(Records drawn from a dataset)

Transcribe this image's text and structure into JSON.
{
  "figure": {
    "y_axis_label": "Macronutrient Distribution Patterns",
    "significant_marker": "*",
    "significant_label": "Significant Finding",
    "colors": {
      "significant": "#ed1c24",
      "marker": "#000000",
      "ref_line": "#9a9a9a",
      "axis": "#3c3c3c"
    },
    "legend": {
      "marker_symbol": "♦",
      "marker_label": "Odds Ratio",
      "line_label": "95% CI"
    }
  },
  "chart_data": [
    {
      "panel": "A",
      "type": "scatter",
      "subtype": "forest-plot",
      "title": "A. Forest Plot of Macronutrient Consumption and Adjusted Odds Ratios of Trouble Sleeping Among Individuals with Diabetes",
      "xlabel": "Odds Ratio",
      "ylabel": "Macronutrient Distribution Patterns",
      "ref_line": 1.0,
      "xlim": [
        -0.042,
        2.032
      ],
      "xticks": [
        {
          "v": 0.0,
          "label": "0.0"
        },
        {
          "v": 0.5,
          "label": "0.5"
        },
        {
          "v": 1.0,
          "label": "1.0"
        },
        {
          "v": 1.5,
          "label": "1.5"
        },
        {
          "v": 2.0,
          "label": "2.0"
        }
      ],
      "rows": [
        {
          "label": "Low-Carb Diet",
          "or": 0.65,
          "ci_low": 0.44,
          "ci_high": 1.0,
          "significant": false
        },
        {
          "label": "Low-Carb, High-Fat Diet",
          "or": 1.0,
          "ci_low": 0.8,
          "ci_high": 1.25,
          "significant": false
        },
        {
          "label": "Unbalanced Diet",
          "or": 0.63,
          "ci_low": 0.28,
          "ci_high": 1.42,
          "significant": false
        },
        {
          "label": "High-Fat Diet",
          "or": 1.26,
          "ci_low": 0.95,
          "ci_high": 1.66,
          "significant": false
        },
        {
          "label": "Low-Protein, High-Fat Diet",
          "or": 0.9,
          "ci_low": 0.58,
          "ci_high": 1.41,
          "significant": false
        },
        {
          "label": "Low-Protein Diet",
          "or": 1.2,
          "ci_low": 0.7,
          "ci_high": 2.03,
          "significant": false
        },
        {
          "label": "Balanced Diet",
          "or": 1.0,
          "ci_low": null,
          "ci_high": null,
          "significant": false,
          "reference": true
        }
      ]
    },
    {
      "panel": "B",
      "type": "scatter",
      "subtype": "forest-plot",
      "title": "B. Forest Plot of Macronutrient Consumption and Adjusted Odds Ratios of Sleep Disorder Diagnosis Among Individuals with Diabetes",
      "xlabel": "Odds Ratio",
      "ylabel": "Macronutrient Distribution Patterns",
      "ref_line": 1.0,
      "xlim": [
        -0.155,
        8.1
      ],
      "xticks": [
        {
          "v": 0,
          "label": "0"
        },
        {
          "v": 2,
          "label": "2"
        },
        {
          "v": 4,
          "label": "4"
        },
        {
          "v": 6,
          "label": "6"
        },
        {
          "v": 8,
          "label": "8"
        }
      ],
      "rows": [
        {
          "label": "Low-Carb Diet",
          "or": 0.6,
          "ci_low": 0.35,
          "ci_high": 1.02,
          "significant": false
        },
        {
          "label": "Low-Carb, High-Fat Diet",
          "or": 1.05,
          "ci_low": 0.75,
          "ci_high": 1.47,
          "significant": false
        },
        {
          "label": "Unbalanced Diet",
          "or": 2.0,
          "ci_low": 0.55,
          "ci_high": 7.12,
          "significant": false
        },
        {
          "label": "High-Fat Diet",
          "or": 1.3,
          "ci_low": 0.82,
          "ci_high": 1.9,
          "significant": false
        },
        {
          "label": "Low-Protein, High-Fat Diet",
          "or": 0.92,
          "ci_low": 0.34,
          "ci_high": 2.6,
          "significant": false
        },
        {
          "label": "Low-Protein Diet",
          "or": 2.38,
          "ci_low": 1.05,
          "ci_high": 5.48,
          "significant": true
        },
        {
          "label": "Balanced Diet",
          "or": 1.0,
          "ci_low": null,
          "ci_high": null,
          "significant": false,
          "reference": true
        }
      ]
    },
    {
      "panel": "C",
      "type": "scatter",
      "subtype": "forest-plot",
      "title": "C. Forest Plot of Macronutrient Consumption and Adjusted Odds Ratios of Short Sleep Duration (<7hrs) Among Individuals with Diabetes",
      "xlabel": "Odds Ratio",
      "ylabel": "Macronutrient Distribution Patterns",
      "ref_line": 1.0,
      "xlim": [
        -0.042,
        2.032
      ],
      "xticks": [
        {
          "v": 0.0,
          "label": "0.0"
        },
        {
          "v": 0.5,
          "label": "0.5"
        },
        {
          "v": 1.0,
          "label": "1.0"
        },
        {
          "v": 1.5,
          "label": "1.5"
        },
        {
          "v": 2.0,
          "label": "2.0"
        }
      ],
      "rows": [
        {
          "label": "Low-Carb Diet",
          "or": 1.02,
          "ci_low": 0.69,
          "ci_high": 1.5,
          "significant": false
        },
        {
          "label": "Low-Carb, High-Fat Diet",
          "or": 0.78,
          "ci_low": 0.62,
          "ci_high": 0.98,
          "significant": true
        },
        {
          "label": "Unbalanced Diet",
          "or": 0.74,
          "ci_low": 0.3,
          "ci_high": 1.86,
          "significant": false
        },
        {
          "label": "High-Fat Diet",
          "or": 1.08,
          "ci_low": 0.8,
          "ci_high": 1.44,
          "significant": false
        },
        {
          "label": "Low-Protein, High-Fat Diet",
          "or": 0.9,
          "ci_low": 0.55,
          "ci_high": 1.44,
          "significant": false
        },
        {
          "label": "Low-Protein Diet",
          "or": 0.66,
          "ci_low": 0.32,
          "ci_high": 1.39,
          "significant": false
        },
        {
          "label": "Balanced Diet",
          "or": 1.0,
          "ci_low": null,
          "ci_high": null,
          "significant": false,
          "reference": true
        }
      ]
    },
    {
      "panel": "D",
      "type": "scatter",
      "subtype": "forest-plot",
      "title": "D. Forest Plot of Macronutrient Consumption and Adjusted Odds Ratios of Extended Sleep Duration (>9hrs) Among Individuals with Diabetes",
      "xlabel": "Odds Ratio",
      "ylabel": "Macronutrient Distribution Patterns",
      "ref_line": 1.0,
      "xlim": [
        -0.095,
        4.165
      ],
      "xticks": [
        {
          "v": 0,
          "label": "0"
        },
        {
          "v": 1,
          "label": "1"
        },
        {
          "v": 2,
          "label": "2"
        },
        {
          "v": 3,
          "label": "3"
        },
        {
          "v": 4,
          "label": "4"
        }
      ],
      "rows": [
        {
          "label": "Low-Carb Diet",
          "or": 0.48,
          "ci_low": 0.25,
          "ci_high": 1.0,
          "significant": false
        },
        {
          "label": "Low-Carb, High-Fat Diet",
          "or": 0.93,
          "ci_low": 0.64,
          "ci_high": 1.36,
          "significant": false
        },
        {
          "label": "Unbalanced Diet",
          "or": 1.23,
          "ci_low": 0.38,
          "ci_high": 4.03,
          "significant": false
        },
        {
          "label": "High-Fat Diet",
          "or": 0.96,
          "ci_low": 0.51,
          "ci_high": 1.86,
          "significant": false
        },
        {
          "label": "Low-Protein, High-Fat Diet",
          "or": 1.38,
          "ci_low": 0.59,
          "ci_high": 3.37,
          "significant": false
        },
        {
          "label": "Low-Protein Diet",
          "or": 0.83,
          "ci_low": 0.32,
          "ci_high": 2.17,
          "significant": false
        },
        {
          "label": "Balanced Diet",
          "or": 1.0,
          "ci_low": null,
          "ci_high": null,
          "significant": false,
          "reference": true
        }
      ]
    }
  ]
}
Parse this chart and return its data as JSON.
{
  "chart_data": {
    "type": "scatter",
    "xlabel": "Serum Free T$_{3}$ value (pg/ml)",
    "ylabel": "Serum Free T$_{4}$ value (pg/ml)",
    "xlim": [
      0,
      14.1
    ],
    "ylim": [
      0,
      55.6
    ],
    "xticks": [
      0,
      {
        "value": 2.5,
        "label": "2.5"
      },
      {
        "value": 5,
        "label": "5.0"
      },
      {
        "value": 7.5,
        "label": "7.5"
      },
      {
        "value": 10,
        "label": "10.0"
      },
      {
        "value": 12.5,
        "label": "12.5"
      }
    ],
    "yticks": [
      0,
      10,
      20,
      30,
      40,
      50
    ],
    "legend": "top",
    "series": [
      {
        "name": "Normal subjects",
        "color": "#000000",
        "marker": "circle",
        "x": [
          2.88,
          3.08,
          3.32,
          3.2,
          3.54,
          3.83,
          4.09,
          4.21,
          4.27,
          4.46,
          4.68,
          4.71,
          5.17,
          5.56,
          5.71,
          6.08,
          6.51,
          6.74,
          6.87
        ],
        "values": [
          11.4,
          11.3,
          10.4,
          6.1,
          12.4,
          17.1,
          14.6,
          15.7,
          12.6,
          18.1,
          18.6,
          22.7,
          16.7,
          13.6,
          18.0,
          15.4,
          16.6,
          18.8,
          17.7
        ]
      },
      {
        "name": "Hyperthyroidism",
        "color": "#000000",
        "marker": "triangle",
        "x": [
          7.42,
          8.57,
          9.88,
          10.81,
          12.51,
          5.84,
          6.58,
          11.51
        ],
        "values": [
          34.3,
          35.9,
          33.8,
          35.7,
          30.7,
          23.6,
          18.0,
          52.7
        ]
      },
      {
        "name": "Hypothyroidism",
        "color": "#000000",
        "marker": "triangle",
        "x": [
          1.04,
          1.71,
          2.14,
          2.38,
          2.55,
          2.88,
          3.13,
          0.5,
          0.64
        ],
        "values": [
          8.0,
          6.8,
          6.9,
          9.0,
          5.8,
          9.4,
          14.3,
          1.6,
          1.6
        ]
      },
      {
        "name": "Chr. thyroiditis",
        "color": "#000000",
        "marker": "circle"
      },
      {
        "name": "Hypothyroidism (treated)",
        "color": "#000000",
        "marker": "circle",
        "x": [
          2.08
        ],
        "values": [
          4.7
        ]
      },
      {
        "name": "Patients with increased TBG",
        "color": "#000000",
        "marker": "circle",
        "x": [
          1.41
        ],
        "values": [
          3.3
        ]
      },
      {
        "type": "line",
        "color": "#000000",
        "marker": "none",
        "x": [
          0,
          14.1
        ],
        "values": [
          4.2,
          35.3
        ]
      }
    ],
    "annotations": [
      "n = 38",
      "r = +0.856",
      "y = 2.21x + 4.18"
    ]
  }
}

### Task to carry out:
Looking at the entries above, determine how many lines contain the word "title" and state only that number.

### Answer section:
4